## [Work to complete]
Using the material below, work out how many lines contain the word "custam". Reply with the number and nothing more.

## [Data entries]

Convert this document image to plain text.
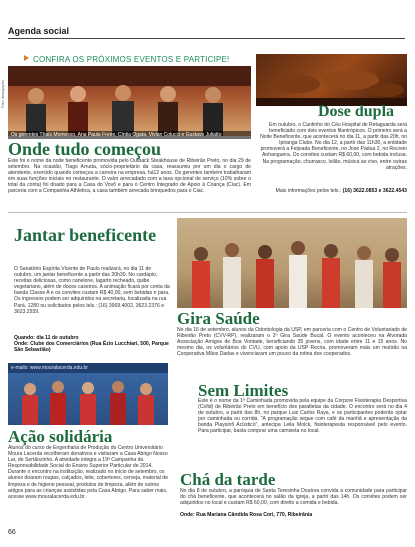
Agenda social
CONFIRA OS PRÓXIMOS EVENTOS E PARTICIPE!
Foto divulgação
Os gerentes Thaís Momesso, Ana Paula Freire, Cíntia Ogata, Vivian Colucci e Gustavo Juliatto
Dose dupla
Em outubro, o Cantinho do Céu Hospital de Retaguarda será beneficiado com dois eventos filantrópicos. O primeiro será a Noite Beneficente, que acontecerá no dia 11, a partir das 20h, no Ipiranga Clube. No dia 12, a partir das 11h30, a entidade promoverá a Feijoada Beneficente, no José Pádua 2, no Recreio Anhanguera. Os convites custam R$ 60,00, com bebida inclusa. Na programação, churrasco, leilão, música ao vivo, entre outras atrações.
Mais informações pelos tels.: (16) 3622.0853 e 3622.4543
Onde tudo começou
Este foi o nome da noite beneficente promovida pelo Outback Steakhouse de Ribeirão Preto, no dia 29 de setembro. Na ocasião, Tiago Arruda, sócio-proprietário da casa, reassumiu por um dia o cargo de atendente, exercido quando começou a carreira na empresa, há12 anos. Os gerentes também trabalharam em suas funções iniciais no restaurante. O valor arrecadado com a taxa opcional de serviço (10% sobre o total da conta) foi doado para a Casa do Vovô e para o Centro Integrado de Apoio à Criança (Ciac). Em parceria com a Companhia Athletica, a casa também arrecada brinquedos para o Ciac.
Jantar beneficente
O Sanatório Espírita Vicente de Paulo realizará, no dia 11 de outubro, um jantar beneficente a partir das 20h30. No cardápio, receitas deliciosas, como canelone, lagarto recheado, quibe vegetariano, além de doces caseiros. A animação ficará por conta da banda Classe A e os convites custam R$ 40,00, sem bebidas e para. Os ingressos podem ser adquiridos na secretaria, localizada na rua Pará, 1280 ou solicitados pelos tels.: (16) 3969.4002, 3623.2376 e 3623.2939.
Quando: dia 11 de outubro
Onde: Clube dos Comerciários (Rua Ézio Lucchiari, 500, Parque São Sebastião)
Gira Saúde
No dia 16 de setembro, alunos da Odontologia da USP, em parceria com o Centro de Voluntariado de Ribeirão Preto (CVV-RP), realizaram o 2º Gira Saúde Bucal. O evento aconteceu na Alvorada Associação Amigos de Boa Vontade, beneficiando 35 jovens, com idade entre 11 e 15 anos. No mesmo dia, os voluntários do CVU, com apoio da USP Recria, promoveram mais um mutirão na Cooperativa Mãos Dadas e vivenciaram um pouco da rotina dos cooperados.
e-mails: www.mouralacerda.edu.br
Sem Limites
Este é o nome da 1ª Caminhada promovida pela equipe da Corpore Fisioterapia Desportiva (Cofid) de Ribeirão Preto em benefício dos paratletas da cidade. O encontro será no dia 4 de outubro, a partir das 8h, no parque Luiz Carlos Raya, e os participantes poderão optar por caminhada ou corrida. "A programação segue com café da manhã e apresentação da banda Playsinfi Acústico", antecipa Leila Molck, fisioterapeuta responsável pelo evento. Para participar, basta comprar uma camiseta no local.
Ação solidária
Alunos do curso de Engenharia de Produção do Centro Universitário Moura Lacerda recolheram donativos e visitaram a Casa Abrigo Nosso Lar, de Sertãozinho. A atividade integra a 19ª Campanha da Responsabilidade Social do Ensino Superior Particular de 2014. Durante o encontro na instituição, realizado no início de setembro, os alunos doaram roupas, calçados, leite, cobertores, cerveja, material de limpeza e de higiene pessoal, produtos de limpeza, além de outros artigos para as crianças assistidas pela Casa Abrigo. Para saber mais, acesse www.mouralacerda.edu.br.
Chá da tarde
No dia 8 de outubro, a paróquia de Santa Teresinha Doutora convida a comunidade para participar do chá beneficente, que acontecerá no salão da igreja, a partir das 14h. Os convites podem ser adquiridos no local e custam R$ 60,00, com direito a comida e bebida.
Onde: Rua Mariana Cândida Rosa Cori, 770, Ribeirânia
66
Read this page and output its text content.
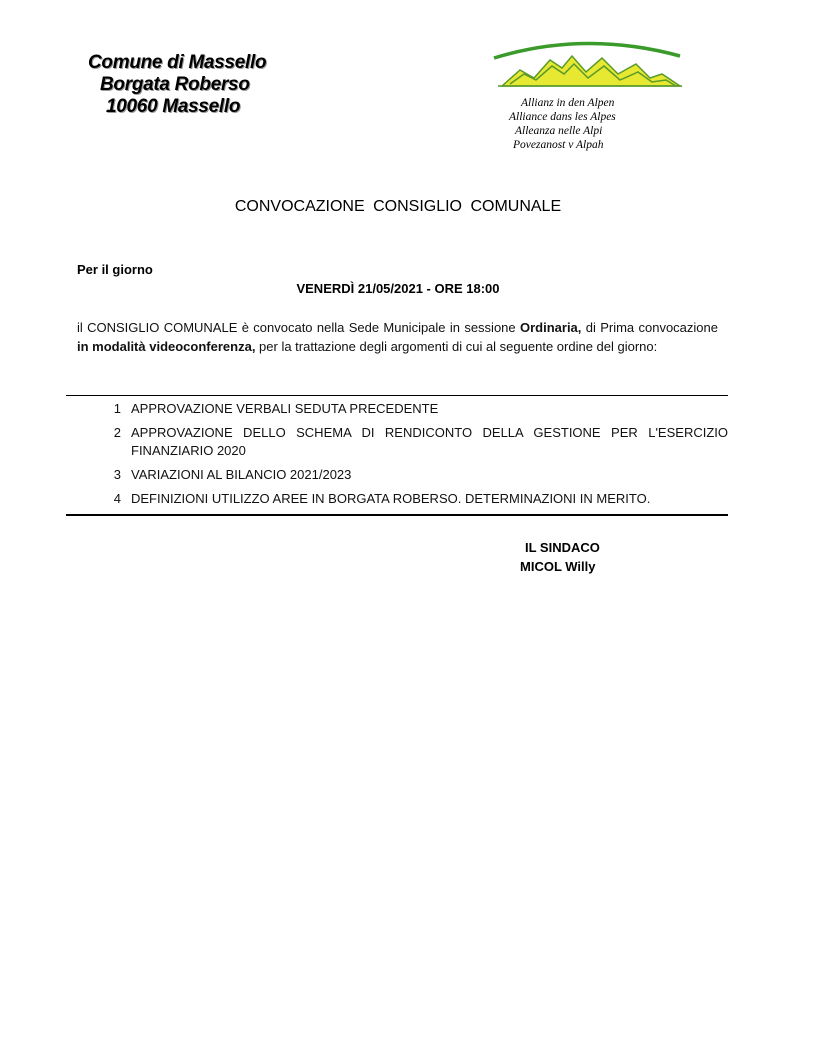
Comune di Massello
Borgata Roberso
10060 Massello	Allianz in den Alpen
Alliance dans les Alpes
Alleanza nelle Alpi
Povezanost v Alpah
CONVOCAZIONE CONSIGLIO COMUNALE
Per il giorno
VENERDÌ 21/05/2021 - ORE 18:00
il CONSIGLIO COMUNALE è convocato nella Sede Municipale in sessione Ordinaria, di Prima convocazione in modalità videoconferenza, per la trattazione degli argomenti di cui al seguente ordine del giorno:
1 APPROVAZIONE VERBALI SEDUTA PRECEDENTE
2 APPROVAZIONE DELLO SCHEMA DI RENDICONTO DELLA GESTIONE PER L'ESERCIZIO FINANZIARIO 2020
3 VARIAZIONI AL BILANCIO 2021/2023
4 DEFINIZIONI UTILIZZO AREE IN BORGATA ROBERSO. DETERMINAZIONI IN MERITO.
IL SINDACO
MICOL Willy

## [Finished answer]
3